TASK BRIEF | Single out the lines of the material that contain "учнів" and copy them.

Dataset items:
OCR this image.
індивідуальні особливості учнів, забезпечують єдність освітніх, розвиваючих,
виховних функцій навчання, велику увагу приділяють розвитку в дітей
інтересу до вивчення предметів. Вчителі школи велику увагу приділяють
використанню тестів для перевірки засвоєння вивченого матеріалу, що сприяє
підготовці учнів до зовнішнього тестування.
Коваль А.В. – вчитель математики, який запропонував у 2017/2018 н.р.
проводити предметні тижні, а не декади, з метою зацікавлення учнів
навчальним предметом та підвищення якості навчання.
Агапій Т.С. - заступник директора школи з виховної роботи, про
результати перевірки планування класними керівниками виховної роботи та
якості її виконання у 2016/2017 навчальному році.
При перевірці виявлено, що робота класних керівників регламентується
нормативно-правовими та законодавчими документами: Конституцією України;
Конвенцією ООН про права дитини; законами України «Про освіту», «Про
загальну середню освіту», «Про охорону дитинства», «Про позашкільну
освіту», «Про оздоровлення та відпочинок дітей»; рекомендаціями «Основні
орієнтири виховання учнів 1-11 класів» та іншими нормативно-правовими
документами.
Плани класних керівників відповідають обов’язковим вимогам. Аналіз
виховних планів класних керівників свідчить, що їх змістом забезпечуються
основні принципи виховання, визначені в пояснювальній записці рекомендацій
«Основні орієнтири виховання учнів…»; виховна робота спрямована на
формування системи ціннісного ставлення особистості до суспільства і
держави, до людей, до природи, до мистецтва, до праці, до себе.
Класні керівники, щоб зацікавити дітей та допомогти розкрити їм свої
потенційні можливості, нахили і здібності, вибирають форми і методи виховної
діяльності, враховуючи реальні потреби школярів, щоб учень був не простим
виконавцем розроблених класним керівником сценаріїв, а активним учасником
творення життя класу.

RIGHT ANSWER |
індивідуальні особливості учнів, забезпечують єдність освітніх, розвиваючих,
підготовці учнів до зовнішнього тестування.
проводити предметні тижні, а не декади, з метою зацікавлення учнів
орієнтири виховання учнів 1-11 класів» та іншими нормативно-правовими
«Основні орієнтири виховання учнів…»; виховна робота спрямована на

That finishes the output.